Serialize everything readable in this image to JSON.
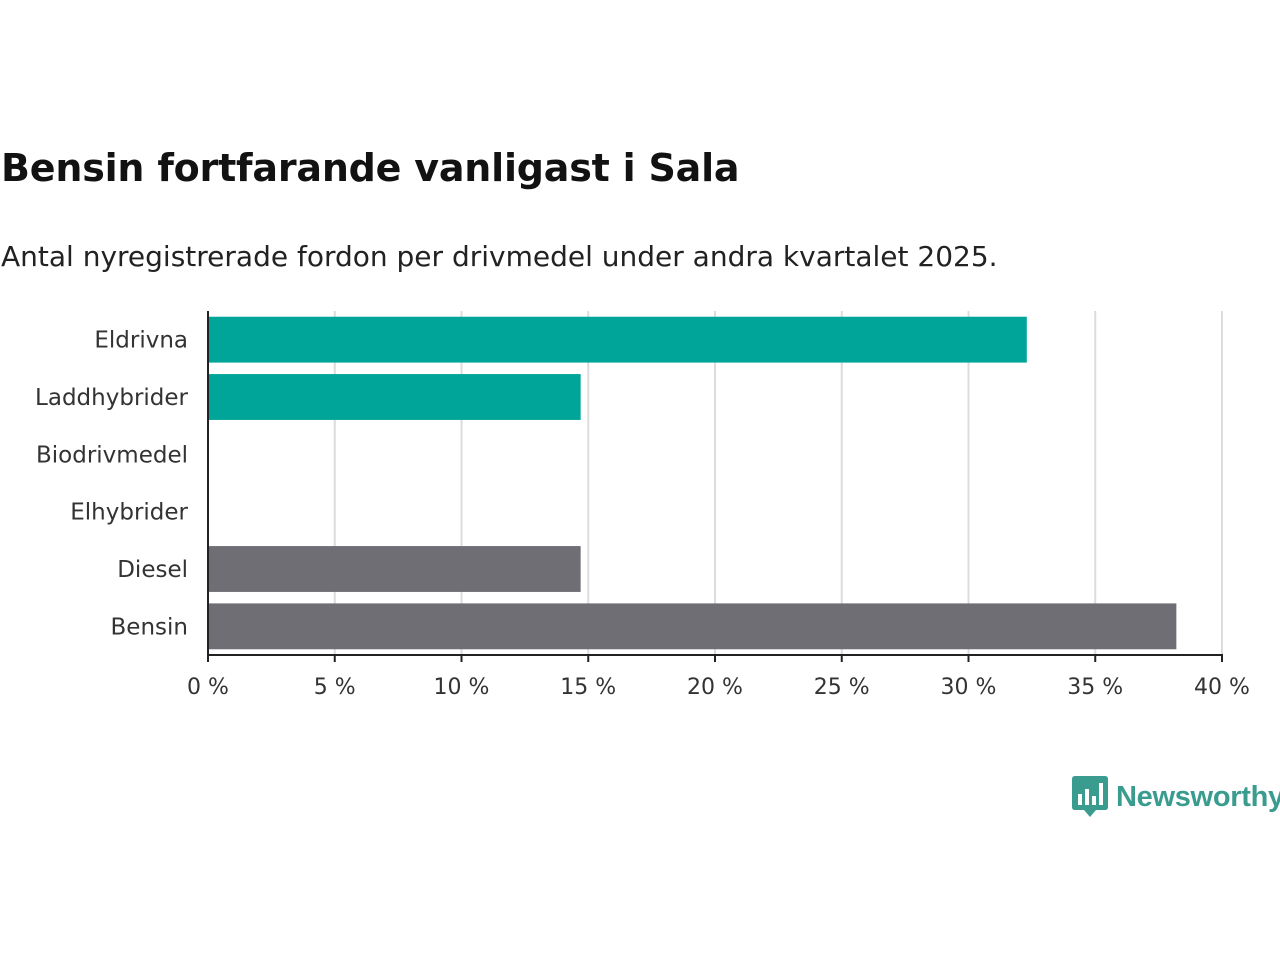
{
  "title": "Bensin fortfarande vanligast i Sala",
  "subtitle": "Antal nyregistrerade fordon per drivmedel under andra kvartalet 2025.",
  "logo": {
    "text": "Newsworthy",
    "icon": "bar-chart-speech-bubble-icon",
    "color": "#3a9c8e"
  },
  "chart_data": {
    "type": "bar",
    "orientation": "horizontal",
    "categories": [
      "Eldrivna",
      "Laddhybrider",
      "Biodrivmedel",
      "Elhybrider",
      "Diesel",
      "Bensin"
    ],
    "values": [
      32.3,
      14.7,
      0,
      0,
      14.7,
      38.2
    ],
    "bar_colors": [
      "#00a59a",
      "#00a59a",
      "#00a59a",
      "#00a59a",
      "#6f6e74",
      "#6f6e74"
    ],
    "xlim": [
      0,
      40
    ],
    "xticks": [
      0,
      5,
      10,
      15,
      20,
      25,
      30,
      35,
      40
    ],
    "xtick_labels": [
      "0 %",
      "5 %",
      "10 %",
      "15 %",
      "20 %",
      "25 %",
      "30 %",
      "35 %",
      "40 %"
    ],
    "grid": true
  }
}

**********

> What this task involves:
Quote each record exactly as it stands, minus the pictures.

> Correct result:
Serialize everything readable in this image to JSON.
{
  "title": "Bensin fortfarande vanligast i Sala",
  "subtitle": "Antal nyregistrerade fordon per drivmedel under andra kvartalet 2025.",
  "logo": {
    "text": "Newsworthy",
    "icon": "bar-chart-speech-bubble-icon",
    "color": "#3a9c8e"
  },
  "chart_data": {
    "type": "bar",
    "orientation": "horizontal",
    "categories": [
      "Eldrivna",
      "Laddhybrider",
      "Biodrivmedel",
      "Elhybrider",
      "Diesel",
      "Bensin"
    ],
    "values": [
      32.3,
      14.7,
      0,
      0,
      14.7,
      38.2
    ],
    "bar_colors": [
      "#00a59a",
      "#00a59a",
      "#00a59a",
      "#00a59a",
      "#6f6e74",
      "#6f6e74"
    ],
    "xlim": [
      0,
      40
    ],
    "xticks": [
      0,
      5,
      10,
      15,
      20,
      25,
      30,
      35,
      40
    ],
    "xtick_labels": [
      "0 %",
      "5 %",
      "10 %",
      "15 %",
      "20 %",
      "25 %",
      "30 %",
      "35 %",
      "40 %"
    ],
    "grid": true
  }
}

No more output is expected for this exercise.